Every line that contains "leave" counts once; give the total number of such lines, with no other words.

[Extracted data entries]
········

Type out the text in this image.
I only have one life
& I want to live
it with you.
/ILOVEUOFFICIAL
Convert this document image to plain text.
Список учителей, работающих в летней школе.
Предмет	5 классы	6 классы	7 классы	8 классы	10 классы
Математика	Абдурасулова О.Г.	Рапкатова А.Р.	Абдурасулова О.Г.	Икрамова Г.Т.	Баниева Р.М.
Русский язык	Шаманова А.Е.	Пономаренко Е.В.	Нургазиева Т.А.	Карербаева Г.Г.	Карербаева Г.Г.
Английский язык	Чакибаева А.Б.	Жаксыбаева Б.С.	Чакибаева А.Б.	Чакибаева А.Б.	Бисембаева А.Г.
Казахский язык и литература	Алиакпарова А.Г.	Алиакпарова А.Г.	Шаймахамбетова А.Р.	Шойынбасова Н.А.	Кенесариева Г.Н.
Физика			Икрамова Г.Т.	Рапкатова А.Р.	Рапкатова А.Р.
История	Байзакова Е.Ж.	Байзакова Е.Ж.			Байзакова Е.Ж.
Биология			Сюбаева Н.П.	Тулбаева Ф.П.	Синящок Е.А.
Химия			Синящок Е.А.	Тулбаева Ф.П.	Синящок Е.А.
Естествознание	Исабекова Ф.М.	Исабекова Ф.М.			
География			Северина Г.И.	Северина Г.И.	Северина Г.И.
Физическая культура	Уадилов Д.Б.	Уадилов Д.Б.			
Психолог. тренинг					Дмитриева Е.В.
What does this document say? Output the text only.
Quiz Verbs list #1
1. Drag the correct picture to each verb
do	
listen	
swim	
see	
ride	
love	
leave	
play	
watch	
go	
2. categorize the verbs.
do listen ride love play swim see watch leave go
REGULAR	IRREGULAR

········

▶ _The answer_:
2